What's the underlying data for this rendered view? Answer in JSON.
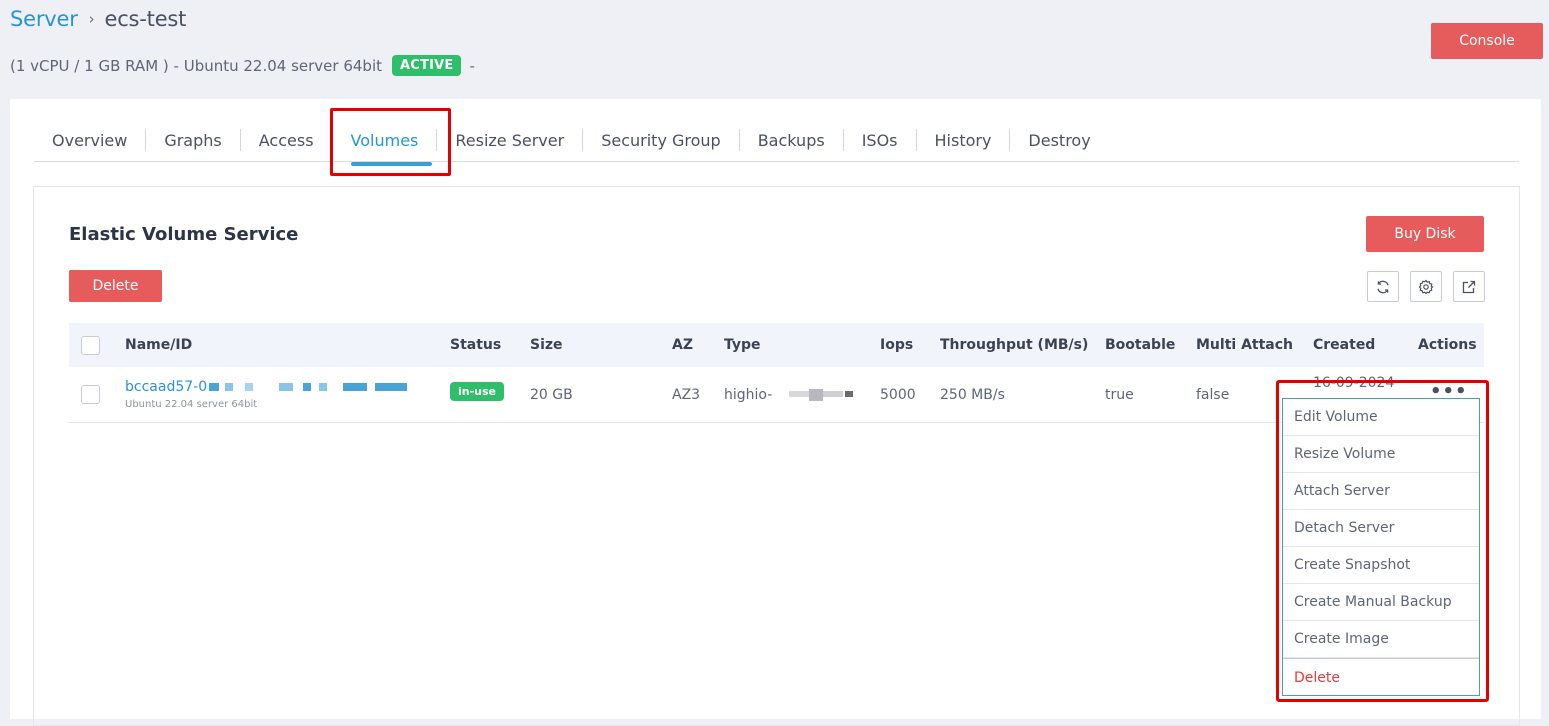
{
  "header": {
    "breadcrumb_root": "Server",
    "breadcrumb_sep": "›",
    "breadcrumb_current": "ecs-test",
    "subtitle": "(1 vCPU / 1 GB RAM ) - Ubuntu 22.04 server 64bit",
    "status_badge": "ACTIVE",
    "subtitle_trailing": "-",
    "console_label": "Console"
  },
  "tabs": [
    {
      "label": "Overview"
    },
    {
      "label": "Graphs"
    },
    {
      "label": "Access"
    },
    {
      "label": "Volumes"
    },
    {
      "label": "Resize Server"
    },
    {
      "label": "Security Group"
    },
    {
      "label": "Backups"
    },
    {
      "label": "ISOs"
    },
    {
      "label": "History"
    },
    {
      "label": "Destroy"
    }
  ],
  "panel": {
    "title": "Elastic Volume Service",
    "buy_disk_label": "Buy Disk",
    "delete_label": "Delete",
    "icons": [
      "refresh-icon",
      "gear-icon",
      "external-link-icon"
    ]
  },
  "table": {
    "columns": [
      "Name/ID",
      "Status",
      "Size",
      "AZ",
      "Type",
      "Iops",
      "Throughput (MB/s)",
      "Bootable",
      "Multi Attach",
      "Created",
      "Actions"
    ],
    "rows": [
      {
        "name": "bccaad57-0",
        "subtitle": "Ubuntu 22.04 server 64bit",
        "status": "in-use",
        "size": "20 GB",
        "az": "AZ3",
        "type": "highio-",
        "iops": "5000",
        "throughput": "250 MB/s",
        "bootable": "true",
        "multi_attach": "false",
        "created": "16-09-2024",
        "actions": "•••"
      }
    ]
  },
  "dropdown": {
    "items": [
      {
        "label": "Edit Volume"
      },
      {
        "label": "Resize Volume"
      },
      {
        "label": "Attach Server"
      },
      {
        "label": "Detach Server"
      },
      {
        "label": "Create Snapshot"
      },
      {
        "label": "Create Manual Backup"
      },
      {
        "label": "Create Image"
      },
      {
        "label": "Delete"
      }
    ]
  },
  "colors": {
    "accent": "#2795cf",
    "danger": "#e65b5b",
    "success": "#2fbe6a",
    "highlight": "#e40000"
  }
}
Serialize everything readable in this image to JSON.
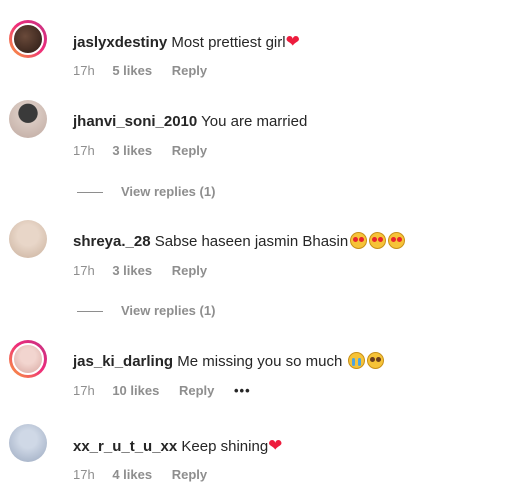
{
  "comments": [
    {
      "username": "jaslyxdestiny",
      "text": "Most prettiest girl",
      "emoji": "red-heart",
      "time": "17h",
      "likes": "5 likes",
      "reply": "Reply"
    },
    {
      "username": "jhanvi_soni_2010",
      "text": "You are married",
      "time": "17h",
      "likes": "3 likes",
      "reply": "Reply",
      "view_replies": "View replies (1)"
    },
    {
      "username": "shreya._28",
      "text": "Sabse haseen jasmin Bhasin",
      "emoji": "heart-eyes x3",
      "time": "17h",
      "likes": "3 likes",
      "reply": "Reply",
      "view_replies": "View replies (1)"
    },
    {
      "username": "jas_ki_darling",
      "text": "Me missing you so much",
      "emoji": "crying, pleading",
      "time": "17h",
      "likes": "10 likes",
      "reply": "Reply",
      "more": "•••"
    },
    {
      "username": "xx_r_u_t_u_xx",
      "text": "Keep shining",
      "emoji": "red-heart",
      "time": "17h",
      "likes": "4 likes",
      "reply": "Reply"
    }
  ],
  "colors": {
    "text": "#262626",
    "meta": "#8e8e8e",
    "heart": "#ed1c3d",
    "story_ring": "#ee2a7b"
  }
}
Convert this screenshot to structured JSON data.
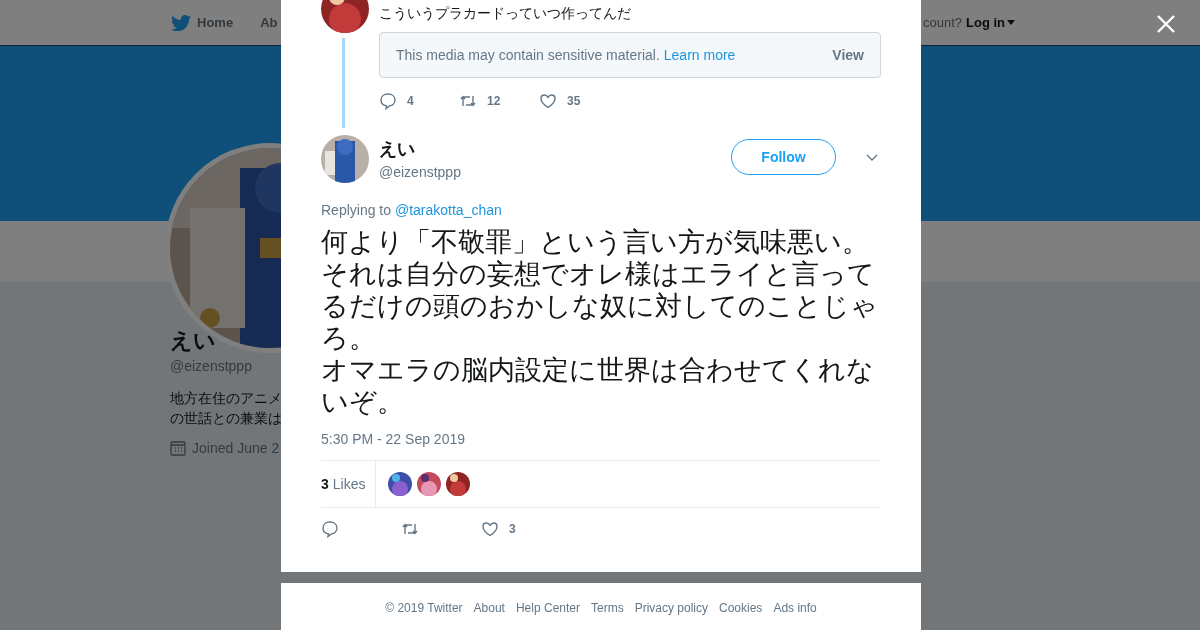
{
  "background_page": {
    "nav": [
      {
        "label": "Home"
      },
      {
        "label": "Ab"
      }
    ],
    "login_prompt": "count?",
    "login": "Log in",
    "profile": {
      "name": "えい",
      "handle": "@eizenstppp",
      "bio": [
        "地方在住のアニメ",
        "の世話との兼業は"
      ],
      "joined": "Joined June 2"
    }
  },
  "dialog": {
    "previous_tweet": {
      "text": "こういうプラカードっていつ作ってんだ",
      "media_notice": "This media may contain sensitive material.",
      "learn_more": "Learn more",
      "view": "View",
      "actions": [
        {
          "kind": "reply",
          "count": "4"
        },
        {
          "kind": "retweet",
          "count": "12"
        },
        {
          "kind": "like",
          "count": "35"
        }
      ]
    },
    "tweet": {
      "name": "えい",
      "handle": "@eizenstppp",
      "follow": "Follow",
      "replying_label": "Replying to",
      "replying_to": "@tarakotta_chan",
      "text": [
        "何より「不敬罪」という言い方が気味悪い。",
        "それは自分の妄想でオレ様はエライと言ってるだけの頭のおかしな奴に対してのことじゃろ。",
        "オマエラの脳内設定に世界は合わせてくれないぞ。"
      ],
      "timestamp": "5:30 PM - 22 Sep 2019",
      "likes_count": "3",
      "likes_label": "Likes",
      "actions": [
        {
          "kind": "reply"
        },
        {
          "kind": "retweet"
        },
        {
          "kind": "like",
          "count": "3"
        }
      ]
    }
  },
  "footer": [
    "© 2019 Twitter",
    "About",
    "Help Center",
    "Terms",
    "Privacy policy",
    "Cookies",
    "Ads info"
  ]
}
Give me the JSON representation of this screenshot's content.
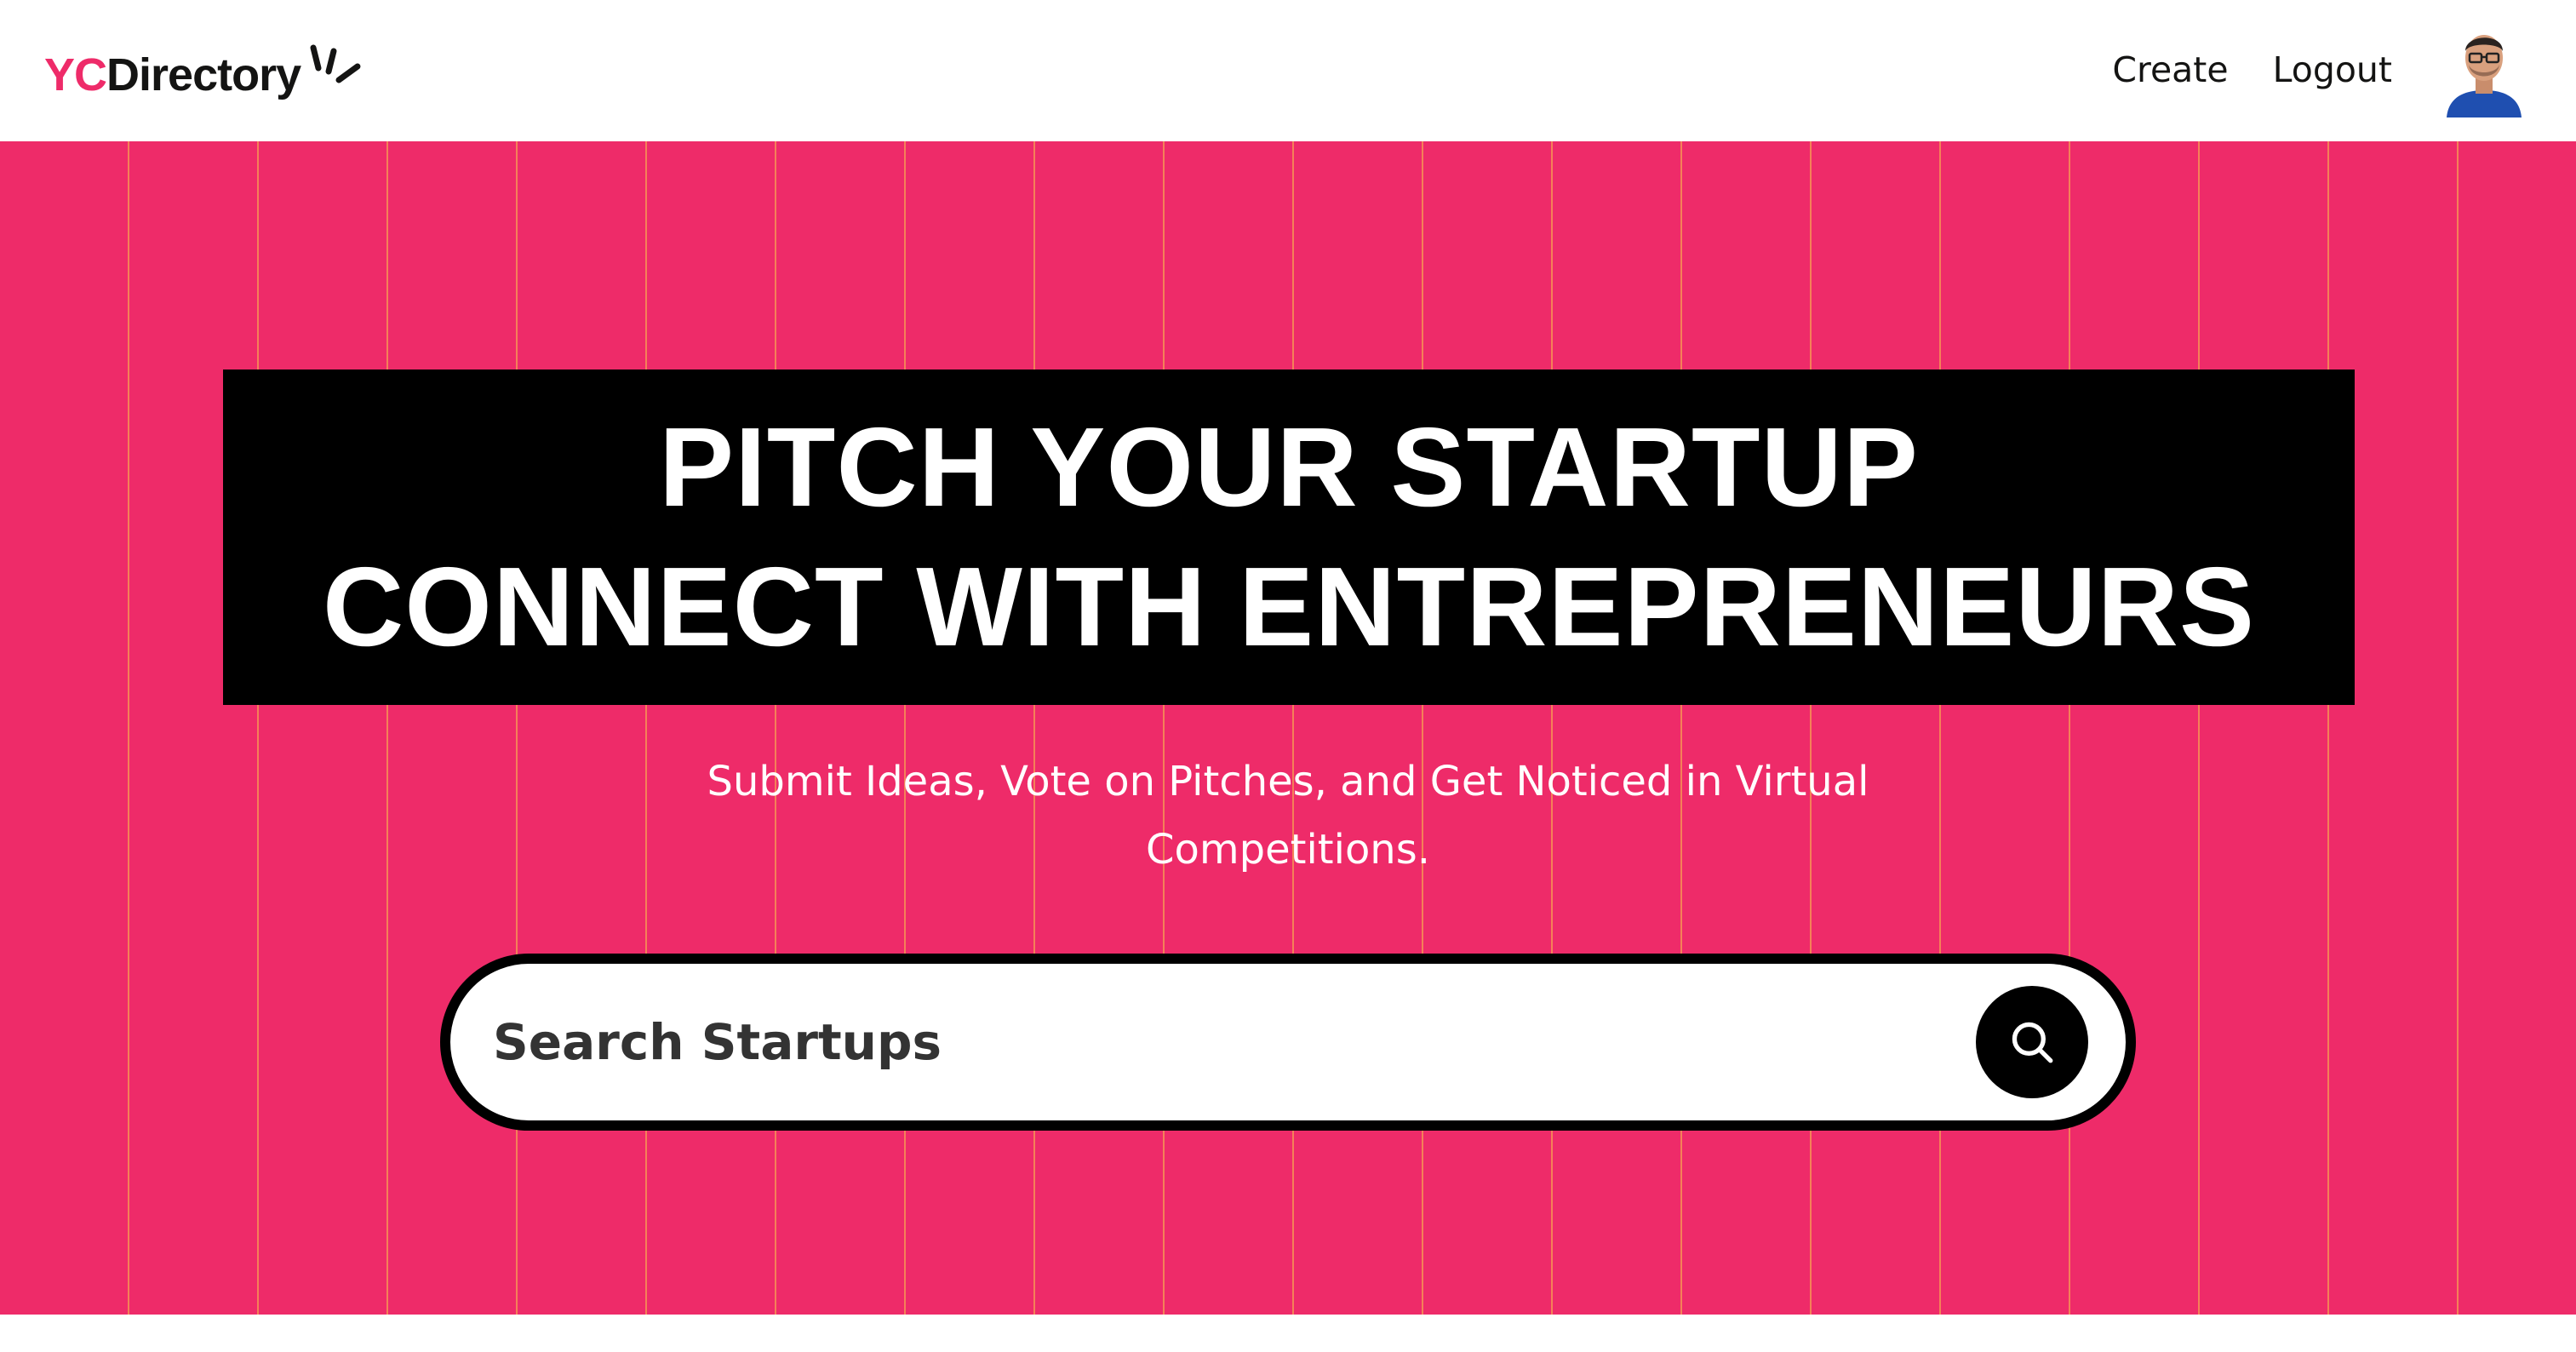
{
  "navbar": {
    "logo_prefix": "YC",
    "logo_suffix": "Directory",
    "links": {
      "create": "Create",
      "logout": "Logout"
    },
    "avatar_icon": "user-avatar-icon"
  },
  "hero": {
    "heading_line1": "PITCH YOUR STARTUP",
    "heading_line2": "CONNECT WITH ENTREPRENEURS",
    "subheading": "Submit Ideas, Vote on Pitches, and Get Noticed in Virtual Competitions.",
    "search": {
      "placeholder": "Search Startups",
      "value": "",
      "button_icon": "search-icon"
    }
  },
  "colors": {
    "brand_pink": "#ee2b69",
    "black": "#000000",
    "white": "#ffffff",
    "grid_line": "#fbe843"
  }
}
····················
» **Given task**: Every entry should be returned exactly as written, minus the pictures.

» **Written response**:
What's the underlying data for this rendered view? Answer in JSON.
{
  "header": {
    "breadcrumb_root": "Server",
    "breadcrumb_sep": "›",
    "breadcrumb_current": "ecs-test",
    "subtitle": "(1 vCPU / 1 GB RAM ) - Ubuntu 22.04 server 64bit",
    "status_badge": "ACTIVE",
    "subtitle_trailing": "-",
    "console_label": "Console"
  },
  "tabs": [
    {
      "label": "Overview"
    },
    {
      "label": "Graphs"
    },
    {
      "label": "Access"
    },
    {
      "label": "Volumes"
    },
    {
      "label": "Resize Server"
    },
    {
      "label": "Security Group"
    },
    {
      "label": "Backups"
    },
    {
      "label": "ISOs"
    },
    {
      "label": "History"
    },
    {
      "label": "Destroy"
    }
  ],
  "panel": {
    "title": "Elastic Volume Service",
    "buy_disk_label": "Buy Disk",
    "delete_label": "Delete",
    "icons": [
      "refresh-icon",
      "gear-icon",
      "external-link-icon"
    ]
  },
  "table": {
    "columns": [
      "Name/ID",
      "Status",
      "Size",
      "AZ",
      "Type",
      "Iops",
      "Throughput (MB/s)",
      "Bootable",
      "Multi Attach",
      "Created",
      "Actions"
    ],
    "rows": [
      {
        "name": "bccaad57-0",
        "subtitle": "Ubuntu 22.04 server 64bit",
        "status": "in-use",
        "size": "20 GB",
        "az": "AZ3",
        "type": "highio-",
        "iops": "5000",
        "throughput": "250 MB/s",
        "bootable": "true",
        "multi_attach": "false",
        "created": "16-09-2024",
        "actions": "•••"
      }
    ]
  },
  "dropdown": {
    "items": [
      {
        "label": "Edit Volume"
      },
      {
        "label": "Resize Volume"
      },
      {
        "label": "Attach Server"
      },
      {
        "label": "Detach Server"
      },
      {
        "label": "Create Snapshot"
      },
      {
        "label": "Create Manual Backup"
      },
      {
        "label": "Create Image"
      },
      {
        "label": "Delete"
      }
    ]
  },
  "colors": {
    "accent": "#2795cf",
    "danger": "#e65b5b",
    "success": "#2fbe6a",
    "highlight": "#e40000"
  }
}
Serialize everything readable in this image to JSON.
{
  "comments": [
    {
      "username": "jaslyxdestiny",
      "text": "Most prettiest girl",
      "emoji": "red-heart",
      "time": "17h",
      "likes": "5 likes",
      "reply": "Reply"
    },
    {
      "username": "jhanvi_soni_2010",
      "text": "You are married",
      "time": "17h",
      "likes": "3 likes",
      "reply": "Reply",
      "view_replies": "View replies (1)"
    },
    {
      "username": "shreya._28",
      "text": "Sabse haseen jasmin Bhasin",
      "emoji": "heart-eyes x3",
      "time": "17h",
      "likes": "3 likes",
      "reply": "Reply",
      "view_replies": "View replies (1)"
    },
    {
      "username": "jas_ki_darling",
      "text": "Me missing you so much",
      "emoji": "crying, pleading",
      "time": "17h",
      "likes": "10 likes",
      "reply": "Reply",
      "more": "•••"
    },
    {
      "username": "xx_r_u_t_u_xx",
      "text": "Keep shining",
      "emoji": "red-heart",
      "time": "17h",
      "likes": "4 likes",
      "reply": "Reply"
    }
  ],
  "colors": {
    "text": "#262626",
    "meta": "#8e8e8e",
    "heart": "#ed1c3d",
    "story_ring": "#ee2a7b"
  }
}
Convert this screenshot to structured JSON data.
{
  "background_page": {
    "nav": [
      {
        "label": "Home"
      },
      {
        "label": "Ab"
      }
    ],
    "login_prompt": "count?",
    "login": "Log in",
    "profile": {
      "name": "えい",
      "handle": "@eizenstppp",
      "bio": [
        "地方在住のアニメ",
        "の世話との兼業は"
      ],
      "joined": "Joined June 2"
    }
  },
  "dialog": {
    "previous_tweet": {
      "text": "こういうプラカードっていつ作ってんだ",
      "media_notice": "This media may contain sensitive material.",
      "learn_more": "Learn more",
      "view": "View",
      "actions": [
        {
          "kind": "reply",
          "count": "4"
        },
        {
          "kind": "retweet",
          "count": "12"
        },
        {
          "kind": "like",
          "count": "35"
        }
      ]
    },
    "tweet": {
      "name": "えい",
      "handle": "@eizenstppp",
      "follow": "Follow",
      "replying_label": "Replying to",
      "replying_to": "@tarakotta_chan",
      "text": [
        "何より「不敬罪」という言い方が気味悪い。",
        "それは自分の妄想でオレ様はエライと言ってるだけの頭のおかしな奴に対してのことじゃろ。",
        "オマエラの脳内設定に世界は合わせてくれないぞ。"
      ],
      "timestamp": "5:30 PM - 22 Sep 2019",
      "likes_count": "3",
      "likes_label": "Likes",
      "actions": [
        {
          "kind": "reply"
        },
        {
          "kind": "retweet"
        },
        {
          "kind": "like",
          "count": "3"
        }
      ]
    }
  },
  "footer": [
    "© 2019 Twitter",
    "About",
    "Help Center",
    "Terms",
    "Privacy policy",
    "Cookies",
    "Ads info"
  ]
}
Give me the JSON representation of this screenshot's content.
{
  "navbar": {
    "logo_prefix": "YC",
    "logo_suffix": "Directory",
    "links": {
      "create": "Create",
      "logout": "Logout"
    },
    "avatar_icon": "user-avatar-icon"
  },
  "hero": {
    "heading_line1": "PITCH YOUR STARTUP",
    "heading_line2": "CONNECT WITH ENTREPRENEURS",
    "subheading": "Submit Ideas, Vote on Pitches, and Get Noticed in Virtual Competitions.",
    "search": {
      "placeholder": "Search Startups",
      "value": "",
      "button_icon": "search-icon"
    }
  },
  "colors": {
    "brand_pink": "#ee2b69",
    "black": "#000000",
    "white": "#ffffff",
    "grid_line": "#fbe843"
  }
}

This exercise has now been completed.